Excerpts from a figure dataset
·····
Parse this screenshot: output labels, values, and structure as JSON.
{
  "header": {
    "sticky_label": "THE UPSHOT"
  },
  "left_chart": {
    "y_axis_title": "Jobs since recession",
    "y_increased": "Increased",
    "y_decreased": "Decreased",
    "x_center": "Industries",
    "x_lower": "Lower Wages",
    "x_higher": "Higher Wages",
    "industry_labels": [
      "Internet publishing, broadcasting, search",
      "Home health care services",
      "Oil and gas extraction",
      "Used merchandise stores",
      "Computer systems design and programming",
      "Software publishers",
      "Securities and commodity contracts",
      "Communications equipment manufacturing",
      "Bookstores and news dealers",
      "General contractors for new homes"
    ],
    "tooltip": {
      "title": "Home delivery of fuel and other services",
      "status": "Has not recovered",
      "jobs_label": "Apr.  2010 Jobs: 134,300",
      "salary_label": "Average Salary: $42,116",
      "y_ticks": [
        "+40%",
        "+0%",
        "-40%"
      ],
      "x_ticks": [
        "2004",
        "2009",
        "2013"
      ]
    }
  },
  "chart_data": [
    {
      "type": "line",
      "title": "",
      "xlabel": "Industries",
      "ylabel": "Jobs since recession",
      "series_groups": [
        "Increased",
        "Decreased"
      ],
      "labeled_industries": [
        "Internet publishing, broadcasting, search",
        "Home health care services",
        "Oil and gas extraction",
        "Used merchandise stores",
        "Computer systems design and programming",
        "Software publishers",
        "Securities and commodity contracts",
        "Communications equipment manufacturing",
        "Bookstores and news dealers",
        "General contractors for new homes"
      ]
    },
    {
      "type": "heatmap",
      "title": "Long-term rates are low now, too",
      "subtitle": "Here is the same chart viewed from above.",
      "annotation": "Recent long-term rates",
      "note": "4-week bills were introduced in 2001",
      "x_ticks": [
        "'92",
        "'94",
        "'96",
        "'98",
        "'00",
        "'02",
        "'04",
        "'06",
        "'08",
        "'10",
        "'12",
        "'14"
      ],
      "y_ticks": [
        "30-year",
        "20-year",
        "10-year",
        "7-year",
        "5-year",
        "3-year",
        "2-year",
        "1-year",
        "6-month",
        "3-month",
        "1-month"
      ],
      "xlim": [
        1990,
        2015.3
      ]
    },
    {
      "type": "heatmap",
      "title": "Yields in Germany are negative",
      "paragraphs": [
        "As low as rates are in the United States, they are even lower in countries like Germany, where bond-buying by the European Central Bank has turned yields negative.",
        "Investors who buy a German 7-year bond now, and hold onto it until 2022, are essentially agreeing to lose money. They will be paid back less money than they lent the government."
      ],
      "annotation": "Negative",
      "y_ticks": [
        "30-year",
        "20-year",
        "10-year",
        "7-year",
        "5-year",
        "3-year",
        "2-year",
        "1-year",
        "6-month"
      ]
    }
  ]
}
·····
_YOUR OBJECTIVE_
Indicate how many lines of the material include the word "Wages"; the number alone is required.

_TASK ANSWER_
2